[Prompt] Reproduce the rows from the start through the line containing "x-axis-year-labels: 2019 2020", inclusive, replacing "series-line" with "trend-line" and leaving everything else unchanged.

━━━

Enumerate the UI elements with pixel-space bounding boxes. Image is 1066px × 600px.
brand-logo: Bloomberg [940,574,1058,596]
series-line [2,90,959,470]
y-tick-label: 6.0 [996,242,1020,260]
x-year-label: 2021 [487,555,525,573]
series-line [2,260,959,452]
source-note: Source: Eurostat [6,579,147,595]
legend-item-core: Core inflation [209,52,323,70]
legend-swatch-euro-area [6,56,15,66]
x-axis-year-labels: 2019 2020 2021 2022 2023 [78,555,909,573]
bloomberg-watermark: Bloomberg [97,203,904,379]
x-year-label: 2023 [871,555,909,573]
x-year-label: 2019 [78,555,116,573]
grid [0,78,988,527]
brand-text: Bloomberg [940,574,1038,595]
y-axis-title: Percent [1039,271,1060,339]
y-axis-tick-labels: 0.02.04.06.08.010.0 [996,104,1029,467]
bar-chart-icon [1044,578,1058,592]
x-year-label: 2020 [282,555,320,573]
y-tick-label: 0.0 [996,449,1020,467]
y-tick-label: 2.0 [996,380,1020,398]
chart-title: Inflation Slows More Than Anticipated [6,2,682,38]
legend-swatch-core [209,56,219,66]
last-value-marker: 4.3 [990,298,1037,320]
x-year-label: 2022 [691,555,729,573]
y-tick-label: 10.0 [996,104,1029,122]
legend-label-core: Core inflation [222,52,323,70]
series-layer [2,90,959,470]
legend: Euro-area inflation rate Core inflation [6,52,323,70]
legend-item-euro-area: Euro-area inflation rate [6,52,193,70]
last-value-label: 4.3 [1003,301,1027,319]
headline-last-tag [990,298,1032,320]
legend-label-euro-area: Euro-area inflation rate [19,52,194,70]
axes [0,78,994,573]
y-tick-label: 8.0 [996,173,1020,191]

━━━

[Answer to the task]
Enumerate the UI elements with pixel-space bounding boxes. Image is 1066px × 600px.
brand-logo: Bloomberg [940,574,1058,596]
trend-line [2,90,959,470]
y-tick-label: 6.0 [996,242,1020,260]
x-year-label: 2021 [487,555,525,573]
trend-line [2,260,959,452]
source-note: Source: Eurostat [6,579,147,595]
legend-item-core: Core inflation [209,52,323,70]
legend-swatch-euro-area [6,56,15,66]
x-axis-year-labels: 2019 2020 2021 2022 2023 [78,555,909,573]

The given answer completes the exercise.